> [Required task]:
Without including any pictures, write out the listing below exactly.

......

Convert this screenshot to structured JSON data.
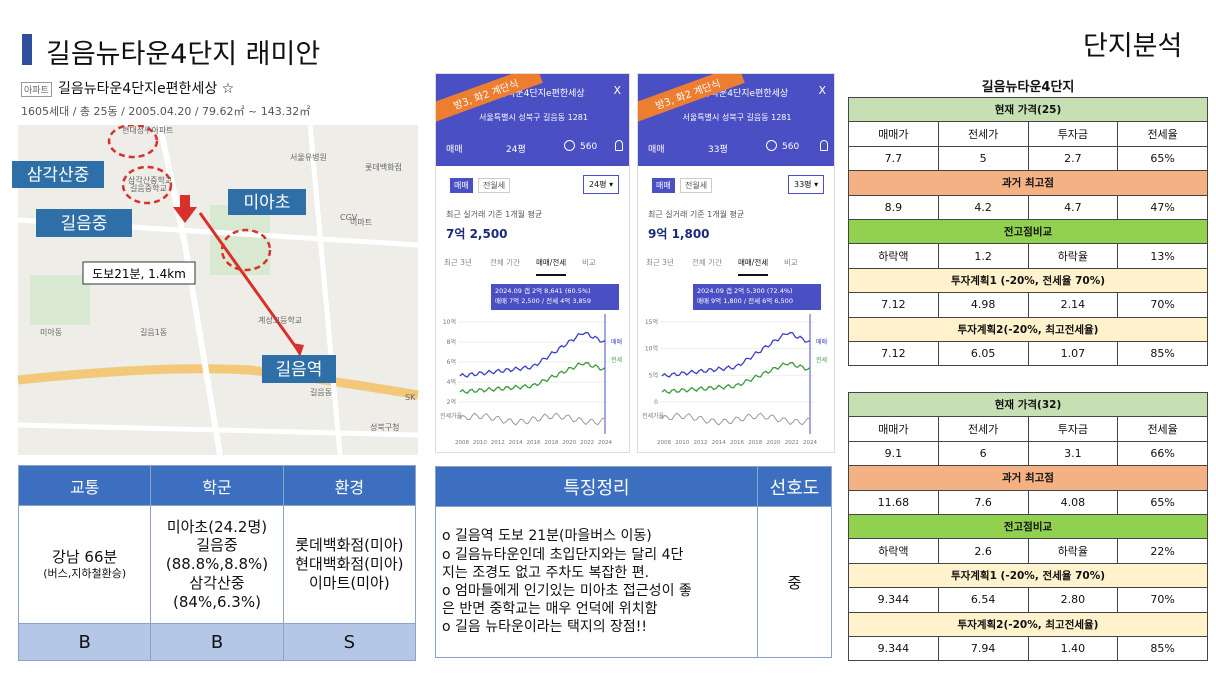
{
  "header": {
    "title": "길음뉴타운4단지 래미안",
    "section": "단지분석"
  },
  "listing": {
    "tag": "아파트",
    "name": "길음뉴타운4단지e편한세상 ☆",
    "info": "1605세대 / 총 25동 / 2005.04.20 / 79.62㎡ ~ 143.32㎡"
  },
  "map": {
    "callouts": [
      "삼각산중",
      "길음중",
      "미아초",
      "길음역"
    ],
    "walk": "도보21분, 1.4km",
    "labels": [
      "현대성우아파트",
      "삼각산중학교",
      "길음중학교",
      "계성고등학교",
      "서울유병원",
      "롯데백화점",
      "CGV",
      "이마트",
      "길음1동",
      "미아동",
      "길음동",
      "성북구청",
      "SK"
    ]
  },
  "listings": [
    {
      "banner": "방3, 화2 계단식",
      "name": "길음뉴타운4단지e편한세상",
      "close": "X",
      "address": "서울특별시 성북구 길음동 1281",
      "deal": "매매",
      "size": "24평",
      "count": "560",
      "tabs": [
        "매매",
        "전월세"
      ],
      "size_select": "24평 ▾",
      "avg_label": "최근 실거래 기준 1개월 평균",
      "avg_price": "7억 2,500",
      "periods": [
        "최근 3년",
        "전체 기간",
        "매매/전세",
        "비교"
      ],
      "tooltip": [
        "2024.09 갭 2억 8,641 (60.5%)",
        "매매 7억 2,500 / 전세 4억 3,859"
      ],
      "yaxis": [
        "10억",
        "8억",
        "6억",
        "4억",
        "2억"
      ],
      "legend": [
        "매매",
        "전세"
      ],
      "ratio_label": "전세가율",
      "xaxis": [
        "2008",
        "2010",
        "2012",
        "2014",
        "2016",
        "2018",
        "2020",
        "2022",
        "2024"
      ]
    },
    {
      "banner": "방3, 화2 계단식",
      "name": "길음뉴타운4단지e편한세상",
      "close": "X",
      "address": "서울특별시 성북구 길음동 1281",
      "deal": "매매",
      "size": "33평",
      "count": "560",
      "tabs": [
        "매매",
        "전월세"
      ],
      "size_select": "33평 ▾",
      "avg_label": "최근 실거래 기준 1개월 평균",
      "avg_price": "9억 1,800",
      "periods": [
        "최근 3년",
        "전체 기간",
        "매매/전세",
        "비교"
      ],
      "tooltip": [
        "2024.09 갭 2억 5,300 (72.4%)",
        "매매 9억 1,800 / 전세 6억 6,500"
      ],
      "yaxis": [
        "15억",
        "10억",
        "5억",
        "0"
      ],
      "legend": [
        "매매",
        "전세"
      ],
      "ratio_label": "전세가율",
      "xaxis": [
        "2008",
        "2010",
        "2012",
        "2014",
        "2016",
        "2018",
        "2020",
        "2022",
        "2024"
      ]
    }
  ],
  "summary_table": {
    "headers": [
      "교통",
      "학군",
      "환경"
    ],
    "details": [
      [
        "강남 66분",
        "(버스,지하철환승)"
      ],
      [
        "미아초(24.2명)",
        "길음중",
        "(88.8%,8.8%)",
        "삼각산중",
        "(84%,6.3%)"
      ],
      [
        "롯데백화점(미아)",
        "현대백화점(미아)",
        "이마트(미아)"
      ]
    ],
    "grades": [
      "B",
      "B",
      "S"
    ]
  },
  "features": {
    "header": "특징정리",
    "pref_header": "선호도",
    "lines": [
      "o 길음역 도보 21분(마을버스 이동)",
      "o 길음뉴타운인데 초입단지와는 달리 4단",
      "지는 조경도 없고 주차도 복잡한 편.",
      "o 엄마들에게 인기있는 미아초 접근성이 좋",
      "은 반면 중학교는 매우 언덕에 위치함",
      "o 길음 뉴타운이라는 택지의 장점!!"
    ],
    "pref": "중"
  },
  "analysis": {
    "title": "길음뉴타운4단지",
    "tables": [
      {
        "rows": [
          {
            "section": "현재 가격(25)",
            "color": "#c6e0b4"
          },
          {
            "cells": [
              "매매가",
              "전세가",
              "투자금",
              "전세율"
            ]
          },
          {
            "cells": [
              "7.7",
              "5",
              "2.7",
              "65%"
            ]
          },
          {
            "section": "과거 최고점",
            "color": "#f4b183"
          },
          {
            "cells": [
              "8.9",
              "4.2",
              "4.7",
              "47%"
            ]
          },
          {
            "section": "전고점비교",
            "color": "#92d050"
          },
          {
            "cells": [
              "하락액",
              "1.2",
              "하락율",
              "13%"
            ]
          },
          {
            "section": "투자계획1 (-20%, 전세율 70%)",
            "color": "#fff2cc"
          },
          {
            "cells": [
              "7.12",
              "4.98",
              "2.14",
              "70%"
            ]
          },
          {
            "section": "투자계획2(-20%, 최고전세율)",
            "color": "#fff2cc"
          },
          {
            "cells": [
              "7.12",
              "6.05",
              "1.07",
              "85%"
            ]
          }
        ]
      },
      {
        "rows": [
          {
            "section": "현재 가격(32)",
            "color": "#c6e0b4"
          },
          {
            "cells": [
              "매매가",
              "전세가",
              "투자금",
              "전세율"
            ]
          },
          {
            "cells": [
              "9.1",
              "6",
              "3.1",
              "66%"
            ]
          },
          {
            "section": "과거 최고점",
            "color": "#f4b183"
          },
          {
            "cells": [
              "11.68",
              "7.6",
              "4.08",
              "65%"
            ]
          },
          {
            "section": "전고점비교",
            "color": "#92d050"
          },
          {
            "cells": [
              "하락액",
              "2.6",
              "하락율",
              "22%"
            ]
          },
          {
            "section": "투자계획1 (-20%, 전세율 70%)",
            "color": "#fff2cc"
          },
          {
            "cells": [
              "9.344",
              "6.54",
              "2.80",
              "70%"
            ]
          },
          {
            "section": "투자계획2(-20%, 최고전세율)",
            "color": "#fff2cc"
          },
          {
            "cells": [
              "9.344",
              "7.94",
              "1.40",
              "85%"
            ]
          }
        ]
      }
    ]
  }
}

......

> [Problem solution]:
Convert this screenshot to structured JSON data.
{
  "header": {
    "title": "길음뉴타운4단지 래미안",
    "section": "단지분석"
  },
  "listing": {
    "tag": "아파트",
    "name": "길음뉴타운4단지e편한세상 ☆",
    "info": "1605세대 / 총 25동 / 2005.04.20 / 79.62㎡ ~ 143.32㎡"
  },
  "map": {
    "callouts": [
      "삼각산중",
      "길음중",
      "미아초",
      "길음역"
    ],
    "walk": "도보21분, 1.4km",
    "labels": [
      "현대성우아파트",
      "삼각산중학교",
      "길음중학교",
      "계성고등학교",
      "서울유병원",
      "롯데백화점",
      "CGV",
      "이마트",
      "길음1동",
      "미아동",
      "길음동",
      "성북구청",
      "SK"
    ]
  },
  "listings": [
    {
      "banner": "방3, 화2 계단식",
      "name": "길음뉴타운4단지e편한세상",
      "close": "X",
      "address": "서울특별시 성북구 길음동 1281",
      "deal": "매매",
      "size": "24평",
      "count": "560",
      "tabs": [
        "매매",
        "전월세"
      ],
      "size_select": "24평 ▾",
      "avg_label": "최근 실거래 기준 1개월 평균",
      "avg_price": "7억 2,500",
      "periods": [
        "최근 3년",
        "전체 기간",
        "매매/전세",
        "비교"
      ],
      "tooltip": [
        "2024.09 갭 2억 8,641 (60.5%)",
        "매매 7억 2,500 / 전세 4억 3,859"
      ],
      "yaxis": [
        "10억",
        "8억",
        "6억",
        "4억",
        "2억"
      ],
      "legend": [
        "매매",
        "전세"
      ],
      "ratio_label": "전세가율",
      "xaxis": [
        "2008",
        "2010",
        "2012",
        "2014",
        "2016",
        "2018",
        "2020",
        "2022",
        "2024"
      ]
    },
    {
      "banner": "방3, 화2 계단식",
      "name": "길음뉴타운4단지e편한세상",
      "close": "X",
      "address": "서울특별시 성북구 길음동 1281",
      "deal": "매매",
      "size": "33평",
      "count": "560",
      "tabs": [
        "매매",
        "전월세"
      ],
      "size_select": "33평 ▾",
      "avg_label": "최근 실거래 기준 1개월 평균",
      "avg_price": "9억 1,800",
      "periods": [
        "최근 3년",
        "전체 기간",
        "매매/전세",
        "비교"
      ],
      "tooltip": [
        "2024.09 갭 2억 5,300 (72.4%)",
        "매매 9억 1,800 / 전세 6억 6,500"
      ],
      "yaxis": [
        "15억",
        "10억",
        "5억",
        "0"
      ],
      "legend": [
        "매매",
        "전세"
      ],
      "ratio_label": "전세가율",
      "xaxis": [
        "2008",
        "2010",
        "2012",
        "2014",
        "2016",
        "2018",
        "2020",
        "2022",
        "2024"
      ]
    }
  ],
  "summary_table": {
    "headers": [
      "교통",
      "학군",
      "환경"
    ],
    "details": [
      [
        "강남 66분",
        "(버스,지하철환승)"
      ],
      [
        "미아초(24.2명)",
        "길음중",
        "(88.8%,8.8%)",
        "삼각산중",
        "(84%,6.3%)"
      ],
      [
        "롯데백화점(미아)",
        "현대백화점(미아)",
        "이마트(미아)"
      ]
    ],
    "grades": [
      "B",
      "B",
      "S"
    ]
  },
  "features": {
    "header": "특징정리",
    "pref_header": "선호도",
    "lines": [
      "o 길음역 도보 21분(마을버스 이동)",
      "o 길음뉴타운인데 초입단지와는 달리 4단",
      "지는 조경도 없고 주차도 복잡한 편.",
      "o 엄마들에게 인기있는 미아초 접근성이 좋",
      "은 반면 중학교는 매우 언덕에 위치함",
      "o 길음 뉴타운이라는 택지의 장점!!"
    ],
    "pref": "중"
  },
  "analysis": {
    "title": "길음뉴타운4단지",
    "tables": [
      {
        "rows": [
          {
            "section": "현재 가격(25)",
            "color": "#c6e0b4"
          },
          {
            "cells": [
              "매매가",
              "전세가",
              "투자금",
              "전세율"
            ]
          },
          {
            "cells": [
              "7.7",
              "5",
              "2.7",
              "65%"
            ]
          },
          {
            "section": "과거 최고점",
            "color": "#f4b183"
          },
          {
            "cells": [
              "8.9",
              "4.2",
              "4.7",
              "47%"
            ]
          },
          {
            "section": "전고점비교",
            "color": "#92d050"
          },
          {
            "cells": [
              "하락액",
              "1.2",
              "하락율",
              "13%"
            ]
          },
          {
            "section": "투자계획1 (-20%, 전세율 70%)",
            "color": "#fff2cc"
          },
          {
            "cells": [
              "7.12",
              "4.98",
              "2.14",
              "70%"
            ]
          },
          {
            "section": "투자계획2(-20%, 최고전세율)",
            "color": "#fff2cc"
          },
          {
            "cells": [
              "7.12",
              "6.05",
              "1.07",
              "85%"
            ]
          }
        ]
      },
      {
        "rows": [
          {
            "section": "현재 가격(32)",
            "color": "#c6e0b4"
          },
          {
            "cells": [
              "매매가",
              "전세가",
              "투자금",
              "전세율"
            ]
          },
          {
            "cells": [
              "9.1",
              "6",
              "3.1",
              "66%"
            ]
          },
          {
            "section": "과거 최고점",
            "color": "#f4b183"
          },
          {
            "cells": [
              "11.68",
              "7.6",
              "4.08",
              "65%"
            ]
          },
          {
            "section": "전고점비교",
            "color": "#92d050"
          },
          {
            "cells": [
              "하락액",
              "2.6",
              "하락율",
              "22%"
            ]
          },
          {
            "section": "투자계획1 (-20%, 전세율 70%)",
            "color": "#fff2cc"
          },
          {
            "cells": [
              "9.344",
              "6.54",
              "2.80",
              "70%"
            ]
          },
          {
            "section": "투자계획2(-20%, 최고전세율)",
            "color": "#fff2cc"
          },
          {
            "cells": [
              "9.344",
              "7.94",
              "1.40",
              "85%"
            ]
          }
        ]
      }
    ]
  }
}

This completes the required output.